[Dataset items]

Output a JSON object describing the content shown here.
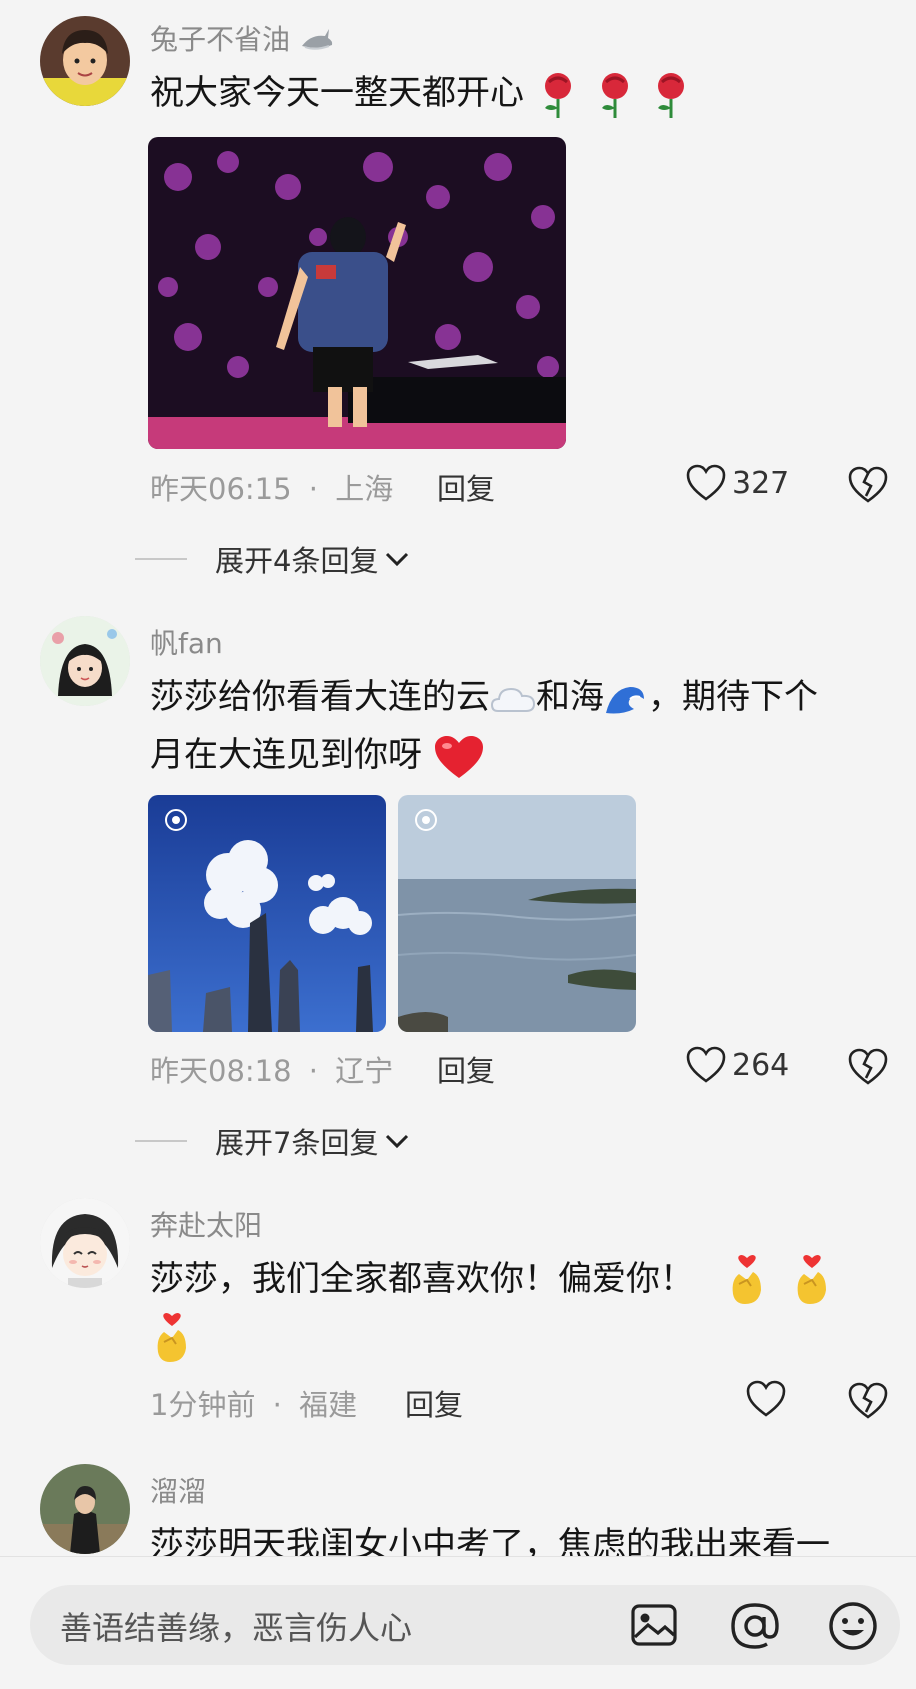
{
  "comments": [
    {
      "username": "兔子不省油",
      "text": "祝大家今天一整天都开心",
      "time": "昨天06:15",
      "sep": "·",
      "location": "上海",
      "reply_label": "回复",
      "likes": "327",
      "expand_label": "展开4条回复"
    },
    {
      "username": "帆fan",
      "text_a": "莎莎给你看看大连的云",
      "text_b": "和海",
      "text_c": "，期待下个",
      "text_line2": "月在大连见到你呀",
      "time": "昨天08:18",
      "sep": "·",
      "location": "辽宁",
      "reply_label": "回复",
      "likes": "264",
      "expand_label": "展开7条回复"
    },
    {
      "username": "奔赴太阳",
      "text": "莎莎，我们全家都喜欢你！偏爱你！",
      "time": "1分钟前",
      "sep": "·",
      "location": "福建",
      "reply_label": "回复"
    },
    {
      "username": "溜溜",
      "text": "莎莎明天我闺女小中考了，焦虑的我出来看一"
    }
  ],
  "input": {
    "placeholder": "善语结善缘，恶言伤人心"
  },
  "icons": [
    "shark-icon",
    "rose-icon",
    "heart-icon",
    "broken-heart-icon",
    "chevron-down-icon",
    "cloud-icon",
    "wave-icon",
    "red-heart-icon",
    "finger-heart-icon",
    "image-icon",
    "at-icon",
    "emoji-icon"
  ]
}
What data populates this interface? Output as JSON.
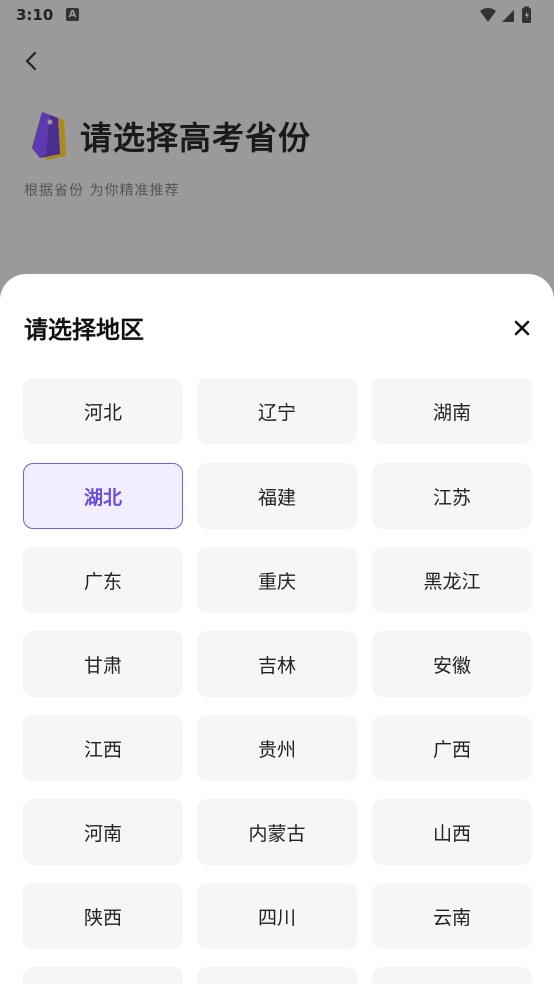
{
  "status_bar": {
    "time": "3:10",
    "notification_glyph": "A"
  },
  "background_page": {
    "title": "请选择高考省份",
    "subtitle": "根据省份 为你精准推荐"
  },
  "sheet": {
    "title": "请选择地区",
    "regions": [
      {
        "label": "河北",
        "selected": false
      },
      {
        "label": "辽宁",
        "selected": false
      },
      {
        "label": "湖南",
        "selected": false
      },
      {
        "label": "湖北",
        "selected": true
      },
      {
        "label": "福建",
        "selected": false
      },
      {
        "label": "江苏",
        "selected": false
      },
      {
        "label": "广东",
        "selected": false
      },
      {
        "label": "重庆",
        "selected": false
      },
      {
        "label": "黑龙江",
        "selected": false
      },
      {
        "label": "甘肃",
        "selected": false
      },
      {
        "label": "吉林",
        "selected": false
      },
      {
        "label": "安徽",
        "selected": false
      },
      {
        "label": "江西",
        "selected": false
      },
      {
        "label": "贵州",
        "selected": false
      },
      {
        "label": "广西",
        "selected": false
      },
      {
        "label": "河南",
        "selected": false
      },
      {
        "label": "内蒙古",
        "selected": false
      },
      {
        "label": "山西",
        "selected": false
      },
      {
        "label": "陕西",
        "selected": false
      },
      {
        "label": "四川",
        "selected": false
      },
      {
        "label": "云南",
        "selected": false
      },
      {
        "label": "",
        "selected": false
      },
      {
        "label": "",
        "selected": false
      },
      {
        "label": "",
        "selected": false
      }
    ]
  },
  "colors": {
    "accent": "#7a5ce6",
    "selected_bg": "#f1eefe",
    "tile_bg": "#f6f6f6",
    "overlay": "#9a9a9a"
  }
}
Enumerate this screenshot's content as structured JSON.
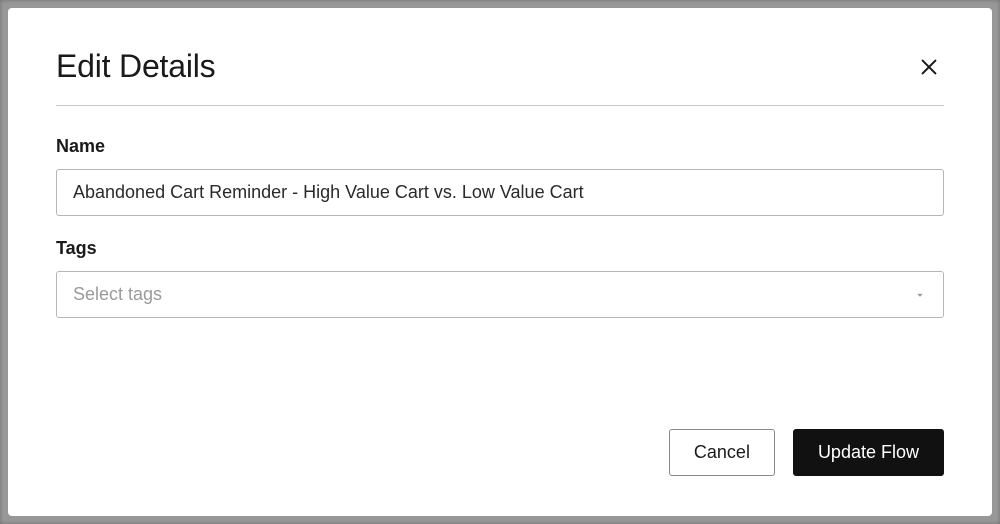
{
  "modal": {
    "title": "Edit Details",
    "fields": {
      "name": {
        "label": "Name",
        "value": "Abandoned Cart Reminder - High Value Cart vs. Low Value Cart"
      },
      "tags": {
        "label": "Tags",
        "placeholder": "Select tags"
      }
    },
    "buttons": {
      "cancel": "Cancel",
      "submit": "Update Flow"
    }
  }
}
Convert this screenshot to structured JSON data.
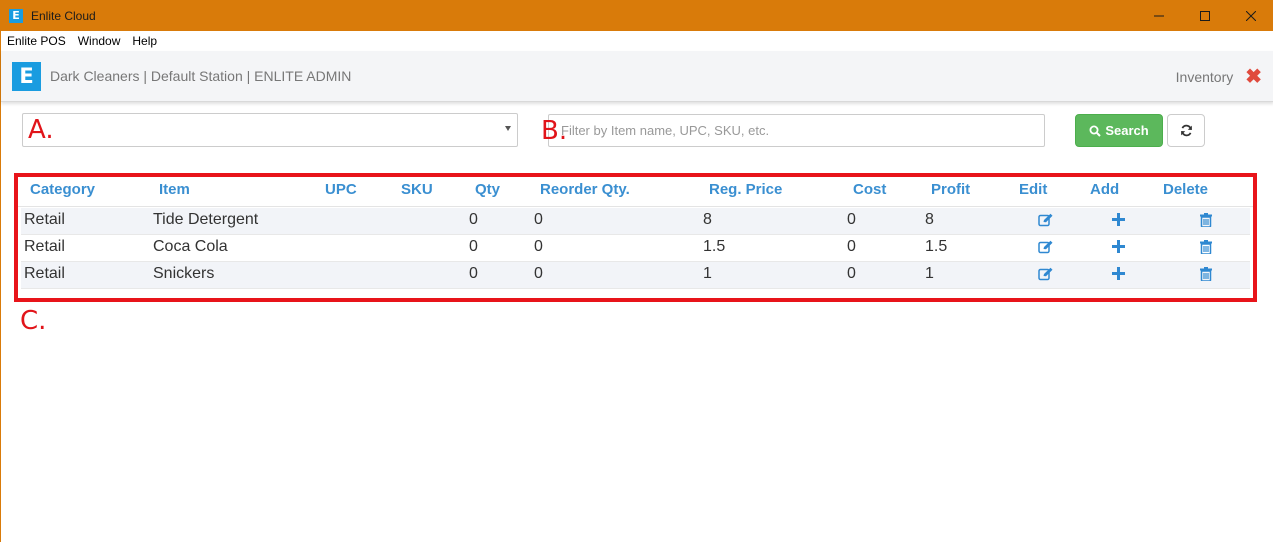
{
  "window": {
    "title": "Enlite Cloud",
    "logo_letter": "E"
  },
  "menu": [
    "Enlite POS",
    "Window",
    "Help"
  ],
  "header": {
    "logo_letter": "E",
    "brand": "Dark Cleaners | Default Station | ENLITE ADMIN",
    "section": "Inventory"
  },
  "toolbar": {
    "select_value": "",
    "filter_placeholder": "Filter by Item name, UPC, SKU, etc.",
    "search_label": "Search"
  },
  "annotations": {
    "a": "A.",
    "b": "B.",
    "c": "C."
  },
  "table": {
    "columns": [
      "Category",
      "Item",
      "UPC",
      "SKU",
      "Qty",
      "Reorder Qty.",
      "Reg. Price",
      "Cost",
      "Profit",
      "Edit",
      "Add",
      "Delete"
    ],
    "rows": [
      {
        "category": "Retail",
        "item": "Tide Detergent",
        "upc": "",
        "sku": "",
        "qty": "0",
        "reorder": "0",
        "price": "8",
        "cost": "0",
        "profit": "8"
      },
      {
        "category": "Retail",
        "item": "Coca Cola",
        "upc": "",
        "sku": "",
        "qty": "0",
        "reorder": "0",
        "price": "1.5",
        "cost": "0",
        "profit": "1.5"
      },
      {
        "category": "Retail",
        "item": "Snickers",
        "upc": "",
        "sku": "",
        "qty": "0",
        "reorder": "0",
        "price": "1",
        "cost": "0",
        "profit": "1"
      }
    ]
  },
  "colors": {
    "titlebar": "#d97b0a",
    "brand_blue": "#1a9ce0",
    "header_link": "#3a8fd1",
    "search_green": "#5cb85c",
    "annotation_red": "#e1141a"
  }
}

**TASK DIRECTIONS**
Select and copy each line from the data that includes the word "content".

**THE OUTPUT**
Output a JSON object describing the content shown here.
Enumerate this screenshot's content as structured JSON.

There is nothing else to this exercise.